Copy the lines below word for word, but leave out the pictures.
Start of RECORD EXTRACTS
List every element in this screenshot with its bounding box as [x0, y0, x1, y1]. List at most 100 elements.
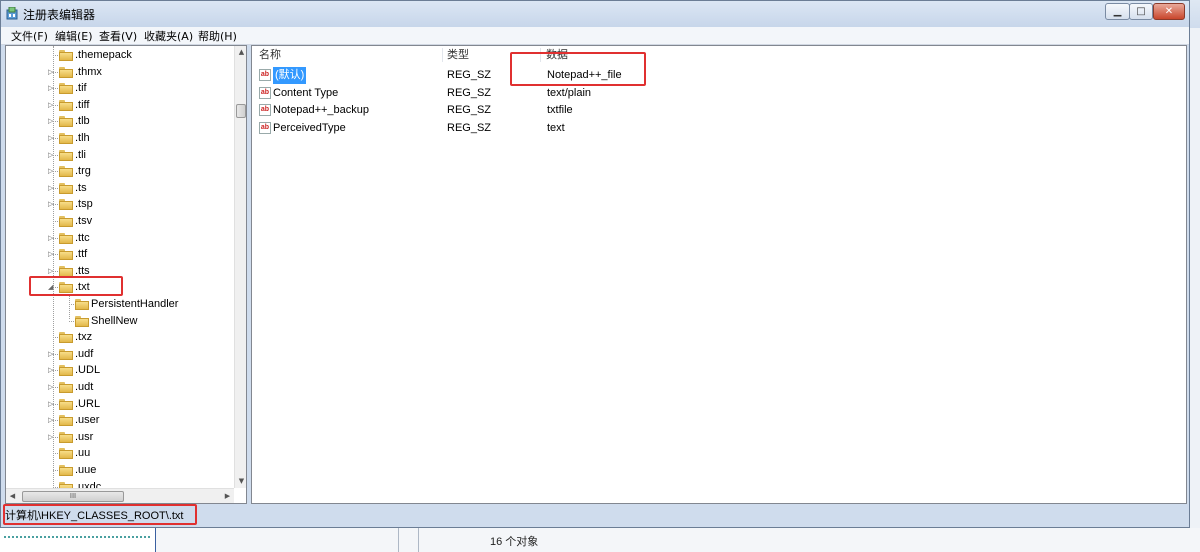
folder-icon	[59, 448, 73, 460]
expand-arrow-icon[interactable]: ▷	[48, 97, 56, 113]
close-button[interactable]: ✕	[1153, 3, 1185, 20]
tree-item[interactable]: ▷ .ttc	[6, 230, 232, 246]
scrollbar-thumb[interactable]	[236, 104, 246, 118]
values-list[interactable]: 名称 类型 数据 ab (默认) REG_SZ Notepad++_file ab Con…	[251, 45, 1187, 504]
tree-item-label: .ttc	[75, 231, 90, 244]
scroll-left-icon[interactable]: ◀	[6, 489, 19, 503]
tree-guide-line	[53, 453, 58, 455]
menu-bar: 文件(F) 编辑(E) 查看(V) 收藏夹(A) 帮助(H)	[1, 27, 1189, 45]
tree-item[interactable]: ▷ .ts	[6, 180, 232, 196]
value-row[interactable]: ab PerceivedType REG_SZ text	[257, 120, 1177, 137]
title-bar[interactable]: 注册表编辑器 ▁ □ ✕	[1, 1, 1189, 27]
tree-horizontal-scrollbar[interactable]: ◀ III ▶	[6, 488, 234, 503]
tree-vertical-scrollbar[interactable]: ▲ ▼	[234, 46, 246, 488]
minimize-button[interactable]: ▁	[1105, 3, 1130, 20]
scroll-up-icon[interactable]: ▲	[235, 46, 246, 59]
tree-item[interactable]: ▷ .tli	[6, 147, 232, 163]
menu-view[interactable]: 查看(V)	[97, 28, 139, 44]
scrollbar-thumb[interactable]: III	[22, 491, 124, 502]
background-dotted-line	[4, 536, 150, 538]
value-row[interactable]: ab Notepad++_backup REG_SZ txtfile	[257, 102, 1177, 119]
expand-arrow-icon[interactable]: ▷	[48, 246, 56, 262]
menu-edit[interactable]: 编辑(E)	[53, 28, 95, 44]
tree-item[interactable]: ▷ .tsp	[6, 196, 232, 212]
tree-item[interactable]: ▷ .thmx	[6, 64, 232, 80]
expand-arrow-icon[interactable]: ▷	[48, 147, 56, 163]
column-header-type[interactable]: 类型	[447, 47, 469, 63]
menu-file[interactable]: 文件(F)	[9, 28, 50, 44]
expand-arrow-icon[interactable]: ▷	[48, 429, 56, 445]
folder-icon	[75, 299, 89, 310]
expand-arrow-icon[interactable]: ▷	[48, 196, 56, 212]
menu-favorites[interactable]: 收藏夹(A)	[142, 28, 195, 44]
tree-item[interactable]: .tsv	[6, 213, 232, 229]
folder-icon	[59, 83, 73, 95]
tree-item[interactable]: PersistentHandler	[6, 296, 232, 312]
tree-item-label: .tli	[75, 148, 86, 161]
ab-string-icon: ab	[259, 121, 271, 134]
folder-icon	[59, 182, 73, 194]
background-left-panel	[0, 528, 156, 552]
folder-icon	[59, 365, 73, 377]
tree-item[interactable]: .themepack	[6, 47, 232, 63]
value-row[interactable]: ab Content Type REG_SZ text/plain	[257, 85, 1177, 102]
column-header-name[interactable]: 名称	[259, 47, 281, 63]
folder-icon	[75, 315, 89, 327]
folder-icon	[59, 431, 73, 443]
tree-item[interactable]: ▷ .usr	[6, 429, 232, 445]
expand-arrow-icon[interactable]: ▷	[48, 80, 56, 96]
value-type: REG_SZ	[447, 86, 492, 99]
tree-item[interactable]: .txz	[6, 329, 232, 345]
expand-arrow-icon[interactable]: ▷	[48, 113, 56, 129]
value-name: (默认)	[273, 67, 307, 84]
folder-icon	[59, 216, 73, 227]
tree-item-label: .usr	[75, 430, 94, 443]
registry-tree[interactable]: .themepack ▷ .thmx ▷ .tif ▷ .tiff ▷ .tlb ▷ .tlh ▷ .t…	[5, 45, 247, 504]
expand-arrow-icon[interactable]: ▷	[48, 130, 56, 146]
tree-item[interactable]: ▷ .ttf	[6, 246, 232, 262]
expand-arrow-icon[interactable]: ▷	[48, 180, 56, 196]
expand-arrow-icon[interactable]: ▷	[48, 64, 56, 80]
background-separator	[418, 528, 419, 552]
expand-arrow-icon[interactable]: ▷	[48, 163, 56, 179]
tree-item[interactable]: ▷ .tif	[6, 80, 232, 96]
expand-arrow-icon[interactable]: ▷	[48, 412, 56, 428]
tree-item[interactable]: ▷ .tlb	[6, 113, 232, 129]
folder-icon	[59, 199, 73, 211]
folder-icon	[59, 166, 73, 178]
maximize-button[interactable]: □	[1129, 3, 1153, 20]
tree-item[interactable]: ShellNew	[6, 313, 232, 329]
value-name: Notepad++_backup	[273, 104, 370, 116]
background-separator	[398, 528, 399, 552]
folder-icon	[59, 149, 73, 161]
tree-item[interactable]: ▷ .udt	[6, 379, 232, 395]
tree-item[interactable]: ▷ .tiff	[6, 97, 232, 113]
object-count-label: 16 个对象	[490, 536, 539, 548]
tree-item[interactable]: .uu	[6, 445, 232, 461]
value-data: txtfile	[547, 104, 573, 116]
ab-string-icon: ab	[259, 86, 271, 99]
expand-arrow-icon[interactable]: ▷	[48, 396, 56, 412]
highlight-box-txt-key	[29, 276, 123, 296]
tree-item[interactable]: ▷ .trg	[6, 163, 232, 179]
column-separator[interactable]	[442, 48, 443, 62]
tree-item[interactable]: ▷ .user	[6, 412, 232, 428]
folder-icon	[59, 415, 73, 427]
value-row[interactable]: ab (默认) REG_SZ Notepad++_file	[257, 67, 1177, 84]
expand-arrow-icon[interactable]: ▷	[48, 362, 56, 378]
tree-guide-line	[53, 221, 58, 222]
tree-item[interactable]: ▷ .UDL	[6, 362, 232, 378]
menu-help[interactable]: 帮助(H)	[196, 28, 239, 44]
expand-arrow-icon[interactable]: ▷	[48, 230, 56, 246]
scroll-down-icon[interactable]: ▼	[235, 475, 246, 488]
tree-item[interactable]: ▷ .udf	[6, 346, 232, 362]
folder-icon	[59, 232, 73, 244]
tree-item[interactable]: ▷ .URL	[6, 396, 232, 412]
scroll-right-icon[interactable]: ▶	[221, 489, 234, 503]
expand-arrow-icon[interactable]: ▷	[48, 346, 56, 362]
tree-item[interactable]: .uue	[6, 462, 232, 478]
ab-string-icon: ab	[259, 69, 271, 81]
expand-arrow-icon[interactable]: ▷	[48, 379, 56, 395]
tree-item-label: .tsv	[75, 215, 93, 227]
tree-item[interactable]: ▷ .tlh	[6, 130, 232, 146]
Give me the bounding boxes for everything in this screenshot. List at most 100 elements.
End of RECORD EXTRACTS
* WRITTEN ANSWER *
List every element in this screenshot with its bounding box as [x0, y0, x1, y1]. List at most 100 elements.
folder-icon	[59, 448, 73, 460]
expand-arrow-icon[interactable]: ▷	[48, 97, 56, 113]
close-button[interactable]: ✕	[1153, 3, 1185, 20]
tree-item[interactable]: ▷ .ttc	[6, 230, 232, 246]
scrollbar-thumb[interactable]	[236, 104, 246, 118]
values-list[interactable]: 名称 类型 数据 ab (默认) REG_SZ Notepad++_file ab Con…	[251, 45, 1187, 504]
tree-item-label: .ttc	[75, 231, 90, 244]
scroll-left-icon[interactable]: ◀	[6, 489, 19, 503]
tree-guide-line	[53, 453, 58, 455]
menu-bar: 文件(F) 编辑(E) 查看(V) 收藏夹(A) 帮助(H)	[1, 27, 1189, 45]
tree-item[interactable]: ▷ .ts	[6, 180, 232, 196]
value-row[interactable]: ab PerceivedType REG_SZ text	[257, 120, 1177, 137]
title-bar[interactable]: 注册表编辑器 ▁ □ ✕	[1, 1, 1189, 27]
tree-horizontal-scrollbar[interactable]: ◀ III ▶	[6, 488, 234, 503]
tree-vertical-scrollbar[interactable]: ▲ ▼	[234, 46, 246, 488]
minimize-button[interactable]: ▁	[1105, 3, 1130, 20]
scroll-up-icon[interactable]: ▲	[235, 46, 246, 59]
tree-item[interactable]: ▷ .tli	[6, 147, 232, 163]
menu-view[interactable]: 查看(V)	[97, 28, 139, 44]
scrollbar-thumb[interactable]: III	[22, 491, 124, 502]
background-dotted-line	[4, 536, 150, 538]
value-row[interactable]: ab Notepad++_backup REG_SZ txtfile	[257, 102, 1177, 119]
expand-arrow-icon[interactable]: ▷	[48, 246, 56, 262]
menu-edit[interactable]: 编辑(E)	[53, 28, 95, 44]
tree-item[interactable]: ▷ .tsp	[6, 196, 232, 212]
tree-item[interactable]: ▷ .thmx	[6, 64, 232, 80]
expand-arrow-icon[interactable]: ▷	[48, 147, 56, 163]
column-header-type[interactable]: 类型	[447, 47, 469, 63]
menu-file[interactable]: 文件(F)	[9, 28, 50, 44]
expand-arrow-icon[interactable]: ▷	[48, 429, 56, 445]
folder-icon	[75, 299, 89, 310]
expand-arrow-icon[interactable]: ▷	[48, 196, 56, 212]
menu-favorites[interactable]: 收藏夹(A)	[142, 28, 195, 44]
tree-item[interactable]: .tsv	[6, 213, 232, 229]
folder-icon	[59, 83, 73, 95]
tree-item[interactable]: PersistentHandler	[6, 296, 232, 312]
tree-item-label: .tli	[75, 148, 86, 161]
ab-string-icon: ab	[259, 121, 271, 134]
folder-icon	[59, 182, 73, 194]
background-left-panel	[0, 528, 156, 552]
folder-icon	[59, 365, 73, 377]
tree-item[interactable]: .themepack	[6, 47, 232, 63]
value-row[interactable]: ab Content Type REG_SZ text/plain	[257, 85, 1177, 102]
column-header-name[interactable]: 名称	[259, 47, 281, 63]
folder-icon	[75, 315, 89, 327]
folder-icon	[59, 431, 73, 443]
tree-item[interactable]: ▷ .usr	[6, 429, 232, 445]
expand-arrow-icon[interactable]: ▷	[48, 80, 56, 96]
value-type: REG_SZ	[447, 86, 492, 99]
tree-item[interactable]: .txz	[6, 329, 232, 345]
expand-arrow-icon[interactable]: ▷	[48, 113, 56, 129]
value-name: (默认)	[273, 67, 307, 84]
folder-icon	[59, 216, 73, 227]
tree-item-label: .usr	[75, 430, 94, 443]
registry-tree[interactable]: .themepack ▷ .thmx ▷ .tif ▷ .tiff ▷ .tlb ▷ .tlh ▷ .t…	[5, 45, 247, 504]
expand-arrow-icon[interactable]: ▷	[48, 130, 56, 146]
tree-item[interactable]: ▷ .ttf	[6, 246, 232, 262]
expand-arrow-icon[interactable]: ▷	[48, 180, 56, 196]
expand-arrow-icon[interactable]: ▷	[48, 64, 56, 80]
background-separator	[418, 528, 419, 552]
expand-arrow-icon[interactable]: ▷	[48, 163, 56, 179]
tree-item[interactable]: ▷ .tif	[6, 80, 232, 96]
expand-arrow-icon[interactable]: ▷	[48, 412, 56, 428]
tree-item[interactable]: ▷ .tlb	[6, 113, 232, 129]
folder-icon	[59, 199, 73, 211]
folder-icon	[59, 166, 73, 178]
maximize-button[interactable]: □	[1129, 3, 1153, 20]
tree-item[interactable]: ShellNew	[6, 313, 232, 329]
value-name: Notepad++_backup	[273, 104, 370, 116]
background-separator	[398, 528, 399, 552]
folder-icon	[59, 149, 73, 161]
tree-item[interactable]: ▷ .udt	[6, 379, 232, 395]
tree-item[interactable]: ▷ .tiff	[6, 97, 232, 113]
object-count-label: 16 个对象	[490, 536, 539, 548]
tree-item[interactable]: .uu	[6, 445, 232, 461]
value-data: txtfile	[547, 104, 573, 116]
ab-string-icon: ab	[259, 86, 271, 99]
expand-arrow-icon[interactable]: ▷	[48, 396, 56, 412]
highlight-box-txt-key	[29, 276, 123, 296]
tree-item[interactable]: ▷ .trg	[6, 163, 232, 179]
column-separator[interactable]	[442, 48, 443, 62]
tree-item[interactable]: ▷ .user	[6, 412, 232, 428]
folder-icon	[59, 415, 73, 427]
value-row[interactable]: ab (默认) REG_SZ Notepad++_file	[257, 67, 1177, 84]
expand-arrow-icon[interactable]: ▷	[48, 362, 56, 378]
tree-guide-line	[53, 221, 58, 222]
tree-item[interactable]: ▷ .UDL	[6, 362, 232, 378]
menu-help[interactable]: 帮助(H)	[196, 28, 239, 44]
expand-arrow-icon[interactable]: ▷	[48, 230, 56, 246]
scroll-down-icon[interactable]: ▼	[235, 475, 246, 488]
tree-item[interactable]: ▷ .udf	[6, 346, 232, 362]
folder-icon	[59, 232, 73, 244]
tree-item[interactable]: ▷ .URL	[6, 396, 232, 412]
scroll-right-icon[interactable]: ▶	[221, 489, 234, 503]
expand-arrow-icon[interactable]: ▷	[48, 346, 56, 362]
tree-item[interactable]: .uue	[6, 462, 232, 478]
ab-string-icon: ab	[259, 69, 271, 81]
expand-arrow-icon[interactable]: ▷	[48, 379, 56, 395]
tree-item-label: .tsv	[75, 215, 93, 227]
tree-item[interactable]: ▷ .tlh	[6, 130, 232, 146]
Give me the bounding boxes for everything in this screenshot. List at most 100 elements.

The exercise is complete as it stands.